WHAT TO PRODUCE:
Reproduce the full listing that appears beneath this instruction exactly.

SUPPLIED RECORDS:
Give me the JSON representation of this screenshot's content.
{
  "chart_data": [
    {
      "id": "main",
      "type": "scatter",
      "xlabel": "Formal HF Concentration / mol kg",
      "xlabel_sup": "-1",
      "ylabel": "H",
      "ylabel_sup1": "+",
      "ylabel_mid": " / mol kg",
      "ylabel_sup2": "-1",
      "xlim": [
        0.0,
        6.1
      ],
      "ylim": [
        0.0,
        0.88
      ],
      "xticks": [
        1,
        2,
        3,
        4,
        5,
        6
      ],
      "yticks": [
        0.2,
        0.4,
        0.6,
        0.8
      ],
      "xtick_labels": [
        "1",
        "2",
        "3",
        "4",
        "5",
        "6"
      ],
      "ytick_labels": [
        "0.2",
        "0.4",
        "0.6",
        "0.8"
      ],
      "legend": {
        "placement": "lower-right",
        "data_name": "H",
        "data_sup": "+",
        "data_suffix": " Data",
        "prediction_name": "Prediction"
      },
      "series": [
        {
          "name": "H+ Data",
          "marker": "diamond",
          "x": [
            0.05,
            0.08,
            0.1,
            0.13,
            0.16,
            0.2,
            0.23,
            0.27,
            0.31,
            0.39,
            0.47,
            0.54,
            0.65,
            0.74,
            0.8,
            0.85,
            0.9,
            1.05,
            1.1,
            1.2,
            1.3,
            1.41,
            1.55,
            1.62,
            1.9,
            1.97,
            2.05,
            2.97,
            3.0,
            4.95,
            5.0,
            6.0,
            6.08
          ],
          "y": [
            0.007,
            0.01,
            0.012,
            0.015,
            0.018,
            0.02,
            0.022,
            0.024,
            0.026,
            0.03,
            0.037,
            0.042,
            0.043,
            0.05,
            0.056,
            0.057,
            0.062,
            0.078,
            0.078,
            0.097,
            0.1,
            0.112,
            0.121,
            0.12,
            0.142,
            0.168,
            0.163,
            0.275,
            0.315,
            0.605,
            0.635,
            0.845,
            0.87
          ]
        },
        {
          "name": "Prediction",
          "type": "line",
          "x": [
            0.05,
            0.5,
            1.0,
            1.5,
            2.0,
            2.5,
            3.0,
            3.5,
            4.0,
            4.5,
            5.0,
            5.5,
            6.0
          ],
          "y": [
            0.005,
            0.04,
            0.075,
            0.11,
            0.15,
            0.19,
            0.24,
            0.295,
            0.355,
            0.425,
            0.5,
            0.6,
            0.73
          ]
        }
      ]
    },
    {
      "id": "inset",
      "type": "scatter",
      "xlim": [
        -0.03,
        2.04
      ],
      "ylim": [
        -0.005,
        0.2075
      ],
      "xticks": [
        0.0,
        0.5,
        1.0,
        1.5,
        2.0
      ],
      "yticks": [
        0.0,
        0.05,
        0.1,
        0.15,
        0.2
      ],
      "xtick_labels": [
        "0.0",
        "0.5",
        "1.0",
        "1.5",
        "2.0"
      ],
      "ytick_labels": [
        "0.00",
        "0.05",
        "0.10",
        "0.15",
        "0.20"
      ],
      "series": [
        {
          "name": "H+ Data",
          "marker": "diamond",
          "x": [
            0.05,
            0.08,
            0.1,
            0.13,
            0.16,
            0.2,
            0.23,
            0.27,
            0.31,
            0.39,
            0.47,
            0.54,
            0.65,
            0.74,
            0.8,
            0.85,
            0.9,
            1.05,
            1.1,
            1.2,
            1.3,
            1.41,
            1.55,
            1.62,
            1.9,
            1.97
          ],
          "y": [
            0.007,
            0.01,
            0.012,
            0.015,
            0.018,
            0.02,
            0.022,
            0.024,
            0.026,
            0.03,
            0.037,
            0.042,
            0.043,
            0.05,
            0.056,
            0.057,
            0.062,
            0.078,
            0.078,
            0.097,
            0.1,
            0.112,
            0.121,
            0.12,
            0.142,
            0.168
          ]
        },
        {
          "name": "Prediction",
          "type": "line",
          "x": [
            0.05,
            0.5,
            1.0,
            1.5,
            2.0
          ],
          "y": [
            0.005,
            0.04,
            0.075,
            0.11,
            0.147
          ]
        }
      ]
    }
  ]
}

RIGHT ANSWER:
Give me the JSON representation of this screenshot's content.
{
  "chart_data": [
    {
      "id": "main",
      "type": "scatter",
      "xlabel": "Formal HF Concentration / mol kg",
      "xlabel_sup": "-1",
      "ylabel": "H",
      "ylabel_sup1": "+",
      "ylabel_mid": " / mol kg",
      "ylabel_sup2": "-1",
      "xlim": [
        0.0,
        6.1
      ],
      "ylim": [
        0.0,
        0.88
      ],
      "xticks": [
        1,
        2,
        3,
        4,
        5,
        6
      ],
      "yticks": [
        0.2,
        0.4,
        0.6,
        0.8
      ],
      "xtick_labels": [
        "1",
        "2",
        "3",
        "4",
        "5",
        "6"
      ],
      "ytick_labels": [
        "0.2",
        "0.4",
        "0.6",
        "0.8"
      ],
      "legend": {
        "placement": "lower-right",
        "data_name": "H",
        "data_sup": "+",
        "data_suffix": " Data",
        "prediction_name": "Prediction"
      },
      "series": [
        {
          "name": "H+ Data",
          "marker": "diamond",
          "x": [
            0.05,
            0.08,
            0.1,
            0.13,
            0.16,
            0.2,
            0.23,
            0.27,
            0.31,
            0.39,
            0.47,
            0.54,
            0.65,
            0.74,
            0.8,
            0.85,
            0.9,
            1.05,
            1.1,
            1.2,
            1.3,
            1.41,
            1.55,
            1.62,
            1.9,
            1.97,
            2.05,
            2.97,
            3.0,
            4.95,
            5.0,
            6.0,
            6.08
          ],
          "y": [
            0.007,
            0.01,
            0.012,
            0.015,
            0.018,
            0.02,
            0.022,
            0.024,
            0.026,
            0.03,
            0.037,
            0.042,
            0.043,
            0.05,
            0.056,
            0.057,
            0.062,
            0.078,
            0.078,
            0.097,
            0.1,
            0.112,
            0.121,
            0.12,
            0.142,
            0.168,
            0.163,
            0.275,
            0.315,
            0.605,
            0.635,
            0.845,
            0.87
          ]
        },
        {
          "name": "Prediction",
          "type": "line",
          "x": [
            0.05,
            0.5,
            1.0,
            1.5,
            2.0,
            2.5,
            3.0,
            3.5,
            4.0,
            4.5,
            5.0,
            5.5,
            6.0
          ],
          "y": [
            0.005,
            0.04,
            0.075,
            0.11,
            0.15,
            0.19,
            0.24,
            0.295,
            0.355,
            0.425,
            0.5,
            0.6,
            0.73
          ]
        }
      ]
    },
    {
      "id": "inset",
      "type": "scatter",
      "xlim": [
        -0.03,
        2.04
      ],
      "ylim": [
        -0.005,
        0.2075
      ],
      "xticks": [
        0.0,
        0.5,
        1.0,
        1.5,
        2.0
      ],
      "yticks": [
        0.0,
        0.05,
        0.1,
        0.15,
        0.2
      ],
      "xtick_labels": [
        "0.0",
        "0.5",
        "1.0",
        "1.5",
        "2.0"
      ],
      "ytick_labels": [
        "0.00",
        "0.05",
        "0.10",
        "0.15",
        "0.20"
      ],
      "series": [
        {
          "name": "H+ Data",
          "marker": "diamond",
          "x": [
            0.05,
            0.08,
            0.1,
            0.13,
            0.16,
            0.2,
            0.23,
            0.27,
            0.31,
            0.39,
            0.47,
            0.54,
            0.65,
            0.74,
            0.8,
            0.85,
            0.9,
            1.05,
            1.1,
            1.2,
            1.3,
            1.41,
            1.55,
            1.62,
            1.9,
            1.97
          ],
          "y": [
            0.007,
            0.01,
            0.012,
            0.015,
            0.018,
            0.02,
            0.022,
            0.024,
            0.026,
            0.03,
            0.037,
            0.042,
            0.043,
            0.05,
            0.056,
            0.057,
            0.062,
            0.078,
            0.078,
            0.097,
            0.1,
            0.112,
            0.121,
            0.12,
            0.142,
            0.168
          ]
        },
        {
          "name": "Prediction",
          "type": "line",
          "x": [
            0.05,
            0.5,
            1.0,
            1.5,
            2.0
          ],
          "y": [
            0.005,
            0.04,
            0.075,
            0.11,
            0.147
          ]
        }
      ]
    }
  ]
}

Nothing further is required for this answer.